**Given entries**
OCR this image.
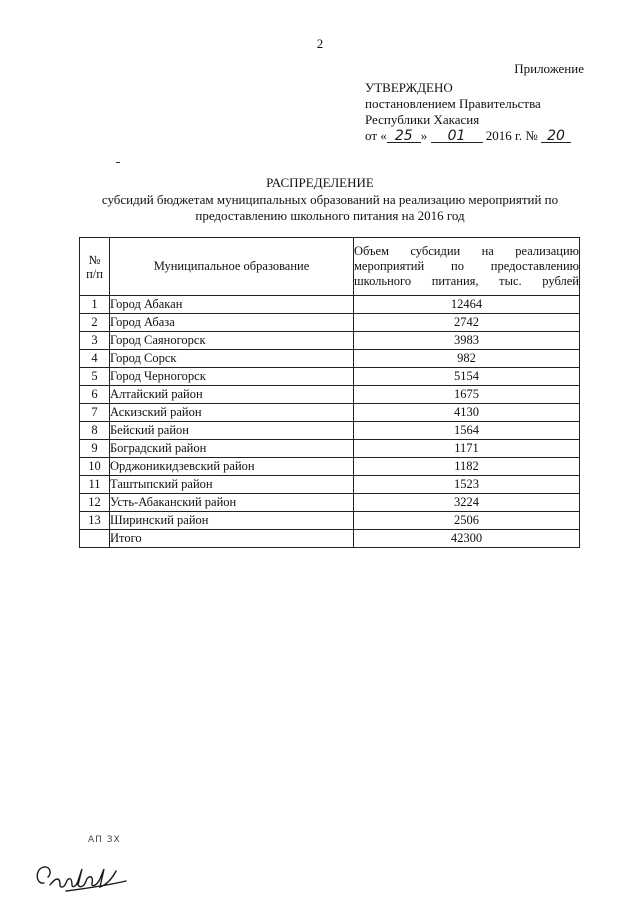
2
Приложение
УТВЕРЖДЕНО
постановлением Правительства
Республики Хакасия
от « 25 » 01 2016 г. № 20
РАСПРЕДЕЛЕНИЕ
субсидий бюджетам муниципальных образований на реализацию мероприятий по
предоставлению школьного питания на 2016 год
№
п/п	Муниципальное образование	Объем субсидии на реализацию мероприятий по предоставлению школьного питания, тыс. рублей
1	Город Абакан	12464
2	Город Абаза	2742
3	Город Саяногорск	3983
4	Город Сорск	982
5	Город Черногорск	5154
6	Алтайский район	1675
7	Аскизский район	4130
8	Бейский район	1564
9	Боградский район	1171
10	Орджоникидзевский район	1182
11	Таштыпский район	1523
12	Усть-Абаканский район	3224
13	Ширинский район	2506
	Итого	42300
АП ЗХ
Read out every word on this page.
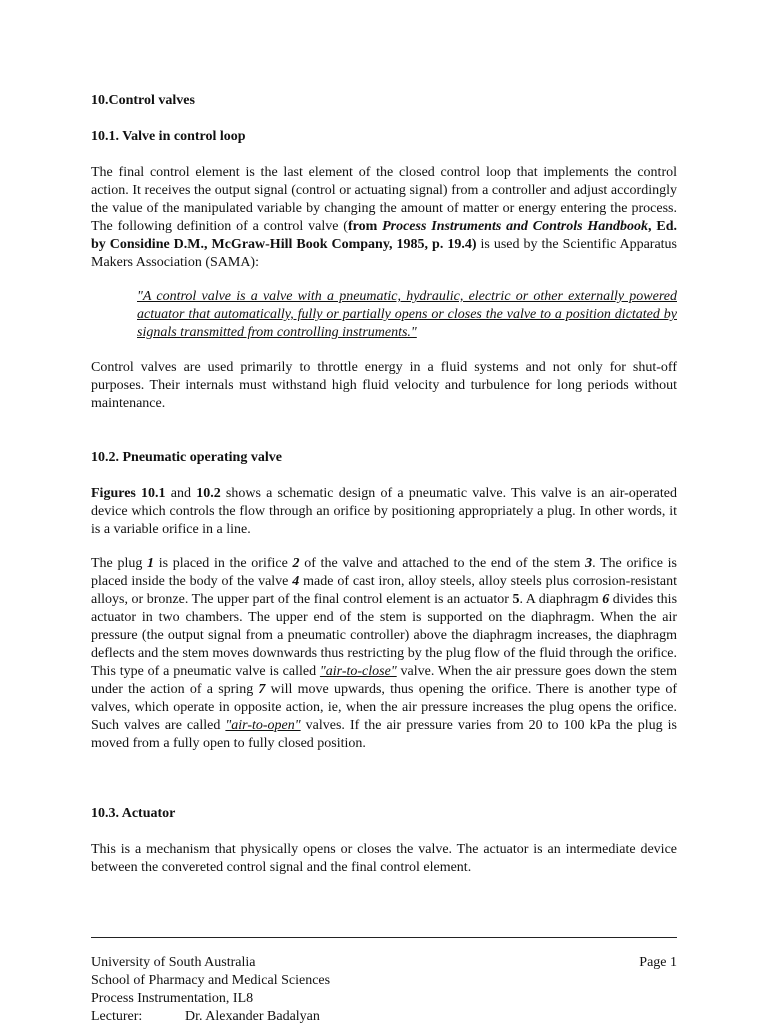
10.Control valves
10.1. Valve in control loop
The final control element is the last element of the closed control loop that implements the control action. It receives the output signal (control or actuating signal) from a controller and adjust accordingly the value of the manipulated variable by changing the amount of matter or energy entering the process. The following definition of a control valve (from Process Instruments and Controls Handbook, Ed. by Considine D.M., McGraw-Hill Book Company, 1985, p. 19.4) is used by the Scientific Apparatus Makers Association (SAMA):
"A control valve is a valve with a pneumatic, hydraulic, electric or other externally powered actuator that automatically, fully or partially opens or closes the valve to a position dictated by signals transmitted from controlling instruments."
Control valves are used primarily to throttle energy in a fluid systems and not only for shut-off purposes. Their internals must withstand high fluid velocity and turbulence for long periods without maintenance.
10.2. Pneumatic operating valve
Figures 10.1 and 10.2 shows a schematic design of a pneumatic valve. This valve is an air-operated device which controls the flow through an orifice by positioning appropriately a plug. In other words, it is a variable orifice in a line.
The plug 1 is placed in the orifice 2 of the valve and attached to the end of the stem 3. The orifice is placed inside the body of the valve 4 made of cast iron, alloy steels, alloy steels plus corrosion-resistant alloys, or bronze. The upper part of the final control element is an actuator 5. A diaphragm 6 divides this actuator in two chambers. The upper end of the stem is supported on the diaphragm. When the air pressure (the output signal from a pneumatic controller) above the diaphragm increases, the diaphragm deflects and the stem moves downwards thus restricting by the plug flow of the fluid through the orifice. This type of a pneumatic valve is called "air-to-close" valve. When the air pressure goes down the stem under the action of a spring 7 will move upwards, thus opening the orifice. There is another type of valves, which operate in opposite action, ie, when the air pressure increases the plug opens the orifice. Such valves are called "air-to-open" valves. If the air pressure varies from 20 to 100 kPa the plug is moved from a fully open to fully closed position.
10.3. Actuator
This is a mechanism that physically opens or closes the valve. The actuator is an intermediate device between the convereted control signal and the final control element.
University of South Australia	Page 1
School of Pharmacy and Medical Sciences
Process Instrumentation, IL8
Lecturer:	Dr. Alexander Badalyan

**What to produce**
Look through the entries above for the word "that". Copy every line where it shows up.

**Worked solution**
The final control element is the last element of the closed control loop that implements the control action. It receives the output signal (control or actuating signal) from a controller and adjust accordingly the value of the manipulated variable by changing the amount of matter or energy entering the process. The following definition of a control valve (from Process Instruments and Controls Handbook, Ed. by Considine D.M., McGraw-Hill Book Company, 1985, p. 19.4) is used by the Scientific Apparatus Makers Association (SAMA):
"A control valve is a valve with a pneumatic, hydraulic, electric or other externally powered actuator that automatically, fully or partially opens or closes the valve to a position dictated by signals transmitted from controlling instruments."
This is a mechanism that physically opens or closes the valve. The actuator is an intermediate device between the convereted control signal and the final control element.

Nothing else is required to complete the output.